* _INSTRUCTION_
Output the records exactly. Include every line.

** START THE RECORDS **

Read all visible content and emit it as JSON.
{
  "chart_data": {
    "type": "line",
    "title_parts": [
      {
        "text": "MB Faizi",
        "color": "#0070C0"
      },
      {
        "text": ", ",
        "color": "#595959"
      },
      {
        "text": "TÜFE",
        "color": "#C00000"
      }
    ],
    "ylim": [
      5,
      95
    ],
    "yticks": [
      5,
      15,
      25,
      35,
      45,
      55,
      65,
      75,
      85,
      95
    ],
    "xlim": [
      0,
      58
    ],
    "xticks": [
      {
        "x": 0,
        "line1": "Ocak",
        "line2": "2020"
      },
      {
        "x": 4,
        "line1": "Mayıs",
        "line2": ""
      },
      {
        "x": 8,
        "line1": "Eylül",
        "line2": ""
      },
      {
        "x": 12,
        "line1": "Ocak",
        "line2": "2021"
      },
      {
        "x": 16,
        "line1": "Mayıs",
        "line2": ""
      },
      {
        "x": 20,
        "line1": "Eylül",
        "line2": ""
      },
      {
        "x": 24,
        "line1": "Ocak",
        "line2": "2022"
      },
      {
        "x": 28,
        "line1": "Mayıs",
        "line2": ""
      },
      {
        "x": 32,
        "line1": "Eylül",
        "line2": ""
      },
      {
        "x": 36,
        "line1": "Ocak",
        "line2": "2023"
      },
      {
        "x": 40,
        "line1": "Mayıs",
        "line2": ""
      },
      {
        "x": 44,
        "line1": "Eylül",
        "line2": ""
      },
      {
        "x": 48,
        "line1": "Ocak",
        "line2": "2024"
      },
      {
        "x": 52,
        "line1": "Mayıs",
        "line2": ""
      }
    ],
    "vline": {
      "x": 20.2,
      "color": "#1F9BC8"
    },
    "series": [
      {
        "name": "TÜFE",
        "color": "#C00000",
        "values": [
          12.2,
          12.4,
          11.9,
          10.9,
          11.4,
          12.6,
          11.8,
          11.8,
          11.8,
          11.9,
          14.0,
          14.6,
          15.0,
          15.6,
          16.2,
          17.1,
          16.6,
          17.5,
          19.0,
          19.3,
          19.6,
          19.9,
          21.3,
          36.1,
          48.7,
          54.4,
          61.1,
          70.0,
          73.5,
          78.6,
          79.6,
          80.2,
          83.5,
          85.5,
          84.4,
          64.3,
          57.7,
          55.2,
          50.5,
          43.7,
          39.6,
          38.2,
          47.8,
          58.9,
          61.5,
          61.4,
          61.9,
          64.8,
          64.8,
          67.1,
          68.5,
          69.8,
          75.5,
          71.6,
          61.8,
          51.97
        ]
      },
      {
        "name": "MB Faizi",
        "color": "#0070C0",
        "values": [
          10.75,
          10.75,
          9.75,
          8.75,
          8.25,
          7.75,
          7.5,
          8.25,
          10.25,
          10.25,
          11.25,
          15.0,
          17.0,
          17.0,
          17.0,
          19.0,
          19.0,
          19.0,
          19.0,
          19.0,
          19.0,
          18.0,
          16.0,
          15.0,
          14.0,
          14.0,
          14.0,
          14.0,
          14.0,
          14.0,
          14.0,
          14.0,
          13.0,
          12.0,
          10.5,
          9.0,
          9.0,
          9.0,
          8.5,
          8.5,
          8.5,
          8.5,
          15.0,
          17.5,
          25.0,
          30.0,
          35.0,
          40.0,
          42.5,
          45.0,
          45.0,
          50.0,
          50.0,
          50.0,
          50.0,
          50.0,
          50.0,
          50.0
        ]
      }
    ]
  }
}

** END THE RECORDS **

* _PROBLEM SOLUTION_
Read all visible content and emit it as JSON.
{
  "chart_data": {
    "type": "line",
    "title_parts": [
      {
        "text": "MB Faizi",
        "color": "#0070C0"
      },
      {
        "text": ", ",
        "color": "#595959"
      },
      {
        "text": "TÜFE",
        "color": "#C00000"
      }
    ],
    "ylim": [
      5,
      95
    ],
    "yticks": [
      5,
      15,
      25,
      35,
      45,
      55,
      65,
      75,
      85,
      95
    ],
    "xlim": [
      0,
      58
    ],
    "xticks": [
      {
        "x": 0,
        "line1": "Ocak",
        "line2": "2020"
      },
      {
        "x": 4,
        "line1": "Mayıs",
        "line2": ""
      },
      {
        "x": 8,
        "line1": "Eylül",
        "line2": ""
      },
      {
        "x": 12,
        "line1": "Ocak",
        "line2": "2021"
      },
      {
        "x": 16,
        "line1": "Mayıs",
        "line2": ""
      },
      {
        "x": 20,
        "line1": "Eylül",
        "line2": ""
      },
      {
        "x": 24,
        "line1": "Ocak",
        "line2": "2022"
      },
      {
        "x": 28,
        "line1": "Mayıs",
        "line2": ""
      },
      {
        "x": 32,
        "line1": "Eylül",
        "line2": ""
      },
      {
        "x": 36,
        "line1": "Ocak",
        "line2": "2023"
      },
      {
        "x": 40,
        "line1": "Mayıs",
        "line2": ""
      },
      {
        "x": 44,
        "line1": "Eylül",
        "line2": ""
      },
      {
        "x": 48,
        "line1": "Ocak",
        "line2": "2024"
      },
      {
        "x": 52,
        "line1": "Mayıs",
        "line2": ""
      }
    ],
    "vline": {
      "x": 20.2,
      "color": "#1F9BC8"
    },
    "series": [
      {
        "name": "TÜFE",
        "color": "#C00000",
        "values": [
          12.2,
          12.4,
          11.9,
          10.9,
          11.4,
          12.6,
          11.8,
          11.8,
          11.8,
          11.9,
          14.0,
          14.6,
          15.0,
          15.6,
          16.2,
          17.1,
          16.6,
          17.5,
          19.0,
          19.3,
          19.6,
          19.9,
          21.3,
          36.1,
          48.7,
          54.4,
          61.1,
          70.0,
          73.5,
          78.6,
          79.6,
          80.2,
          83.5,
          85.5,
          84.4,
          64.3,
          57.7,
          55.2,
          50.5,
          43.7,
          39.6,
          38.2,
          47.8,
          58.9,
          61.5,
          61.4,
          61.9,
          64.8,
          64.8,
          67.1,
          68.5,
          69.8,
          75.5,
          71.6,
          61.8,
          51.97
        ]
      },
      {
        "name": "MB Faizi",
        "color": "#0070C0",
        "values": [
          10.75,
          10.75,
          9.75,
          8.75,
          8.25,
          7.75,
          7.5,
          8.25,
          10.25,
          10.25,
          11.25,
          15.0,
          17.0,
          17.0,
          17.0,
          19.0,
          19.0,
          19.0,
          19.0,
          19.0,
          19.0,
          18.0,
          16.0,
          15.0,
          14.0,
          14.0,
          14.0,
          14.0,
          14.0,
          14.0,
          14.0,
          14.0,
          13.0,
          12.0,
          10.5,
          9.0,
          9.0,
          9.0,
          8.5,
          8.5,
          8.5,
          8.5,
          15.0,
          17.5,
          25.0,
          30.0,
          35.0,
          40.0,
          42.5,
          45.0,
          45.0,
          50.0,
          50.0,
          50.0,
          50.0,
          50.0,
          50.0,
          50.0
        ]
      }
    ]
  }
}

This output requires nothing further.